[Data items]
········
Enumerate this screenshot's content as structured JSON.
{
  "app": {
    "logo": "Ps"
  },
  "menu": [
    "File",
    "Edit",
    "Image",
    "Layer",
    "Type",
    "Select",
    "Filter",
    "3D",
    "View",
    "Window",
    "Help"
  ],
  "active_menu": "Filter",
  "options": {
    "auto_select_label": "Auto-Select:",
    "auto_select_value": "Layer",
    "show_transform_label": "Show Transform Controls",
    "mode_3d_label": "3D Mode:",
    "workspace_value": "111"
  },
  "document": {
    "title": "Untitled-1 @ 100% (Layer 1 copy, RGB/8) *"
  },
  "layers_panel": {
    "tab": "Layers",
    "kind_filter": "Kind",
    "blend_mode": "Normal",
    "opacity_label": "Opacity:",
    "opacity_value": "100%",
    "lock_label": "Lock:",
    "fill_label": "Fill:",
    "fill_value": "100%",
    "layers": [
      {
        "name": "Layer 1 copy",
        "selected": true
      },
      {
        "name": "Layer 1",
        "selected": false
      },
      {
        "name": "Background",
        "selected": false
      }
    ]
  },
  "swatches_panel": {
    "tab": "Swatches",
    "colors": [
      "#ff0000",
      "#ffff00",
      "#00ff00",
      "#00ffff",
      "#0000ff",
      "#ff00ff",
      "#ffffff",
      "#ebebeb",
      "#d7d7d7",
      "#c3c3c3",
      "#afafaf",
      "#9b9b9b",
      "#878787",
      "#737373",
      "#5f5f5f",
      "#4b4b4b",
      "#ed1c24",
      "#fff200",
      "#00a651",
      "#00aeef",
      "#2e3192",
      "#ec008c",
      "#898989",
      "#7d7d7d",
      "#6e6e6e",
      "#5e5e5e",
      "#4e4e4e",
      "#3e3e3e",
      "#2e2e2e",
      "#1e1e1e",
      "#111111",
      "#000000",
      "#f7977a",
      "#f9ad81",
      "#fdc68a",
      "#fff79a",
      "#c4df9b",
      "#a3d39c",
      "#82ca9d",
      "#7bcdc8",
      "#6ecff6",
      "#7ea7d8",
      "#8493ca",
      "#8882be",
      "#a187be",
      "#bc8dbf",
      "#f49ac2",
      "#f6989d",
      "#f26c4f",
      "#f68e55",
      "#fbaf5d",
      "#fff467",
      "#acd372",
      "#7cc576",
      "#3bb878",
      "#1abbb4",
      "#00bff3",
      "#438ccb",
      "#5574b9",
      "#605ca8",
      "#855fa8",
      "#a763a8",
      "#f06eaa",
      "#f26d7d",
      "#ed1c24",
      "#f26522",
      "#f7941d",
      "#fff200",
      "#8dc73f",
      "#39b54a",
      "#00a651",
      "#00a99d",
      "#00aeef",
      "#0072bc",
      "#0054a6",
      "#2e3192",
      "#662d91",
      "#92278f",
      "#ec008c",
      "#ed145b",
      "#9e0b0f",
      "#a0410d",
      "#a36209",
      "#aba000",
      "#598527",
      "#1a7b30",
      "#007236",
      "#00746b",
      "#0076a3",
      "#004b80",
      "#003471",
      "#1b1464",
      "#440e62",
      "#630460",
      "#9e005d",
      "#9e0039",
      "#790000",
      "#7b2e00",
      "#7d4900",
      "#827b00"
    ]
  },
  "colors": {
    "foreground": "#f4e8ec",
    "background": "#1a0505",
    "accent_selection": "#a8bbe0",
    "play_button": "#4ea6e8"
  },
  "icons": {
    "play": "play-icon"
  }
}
········
§ Exercise description:
The records above must be repeated exactly, every one of them.

§ Exercise result:
Enumerate this screenshot's content as structured JSON.
{
  "app": {
    "logo": "Ps"
  },
  "menu": [
    "File",
    "Edit",
    "Image",
    "Layer",
    "Type",
    "Select",
    "Filter",
    "3D",
    "View",
    "Window",
    "Help"
  ],
  "active_menu": "Filter",
  "options": {
    "auto_select_label": "Auto-Select:",
    "auto_select_value": "Layer",
    "show_transform_label": "Show Transform Controls",
    "mode_3d_label": "3D Mode:",
    "workspace_value": "111"
  },
  "document": {
    "title": "Untitled-1 @ 100% (Layer 1 copy, RGB/8) *"
  },
  "layers_panel": {
    "tab": "Layers",
    "kind_filter": "Kind",
    "blend_mode": "Normal",
    "opacity_label": "Opacity:",
    "opacity_value": "100%",
    "lock_label": "Lock:",
    "fill_label": "Fill:",
    "fill_value": "100%",
    "layers": [
      {
        "name": "Layer 1 copy",
        "selected": true
      },
      {
        "name": "Layer 1",
        "selected": false
      },
      {
        "name": "Background",
        "selected": false
      }
    ]
  },
  "swatches_panel": {
    "tab": "Swatches",
    "colors": [
      "#ff0000",
      "#ffff00",
      "#00ff00",
      "#00ffff",
      "#0000ff",
      "#ff00ff",
      "#ffffff",
      "#ebebeb",
      "#d7d7d7",
      "#c3c3c3",
      "#afafaf",
      "#9b9b9b",
      "#878787",
      "#737373",
      "#5f5f5f",
      "#4b4b4b",
      "#ed1c24",
      "#fff200",
      "#00a651",
      "#00aeef",
      "#2e3192",
      "#ec008c",
      "#898989",
      "#7d7d7d",
      "#6e6e6e",
      "#5e5e5e",
      "#4e4e4e",
      "#3e3e3e",
      "#2e2e2e",
      "#1e1e1e",
      "#111111",
      "#000000",
      "#f7977a",
      "#f9ad81",
      "#fdc68a",
      "#fff79a",
      "#c4df9b",
      "#a3d39c",
      "#82ca9d",
      "#7bcdc8",
      "#6ecff6",
      "#7ea7d8",
      "#8493ca",
      "#8882be",
      "#a187be",
      "#bc8dbf",
      "#f49ac2",
      "#f6989d",
      "#f26c4f",
      "#f68e55",
      "#fbaf5d",
      "#fff467",
      "#acd372",
      "#7cc576",
      "#3bb878",
      "#1abbb4",
      "#00bff3",
      "#438ccb",
      "#5574b9",
      "#605ca8",
      "#855fa8",
      "#a763a8",
      "#f06eaa",
      "#f26d7d",
      "#ed1c24",
      "#f26522",
      "#f7941d",
      "#fff200",
      "#8dc73f",
      "#39b54a",
      "#00a651",
      "#00a99d",
      "#00aeef",
      "#0072bc",
      "#0054a6",
      "#2e3192",
      "#662d91",
      "#92278f",
      "#ec008c",
      "#ed145b",
      "#9e0b0f",
      "#a0410d",
      "#a36209",
      "#aba000",
      "#598527",
      "#1a7b30",
      "#007236",
      "#00746b",
      "#0076a3",
      "#004b80",
      "#003471",
      "#1b1464",
      "#440e62",
      "#630460",
      "#9e005d",
      "#9e0039",
      "#790000",
      "#7b2e00",
      "#7d4900",
      "#827b00"
    ]
  },
  "colors": {
    "foreground": "#f4e8ec",
    "background": "#1a0505",
    "accent_selection": "#a8bbe0",
    "play_button": "#4ea6e8"
  },
  "icons": {
    "play": "play-icon"
  }
}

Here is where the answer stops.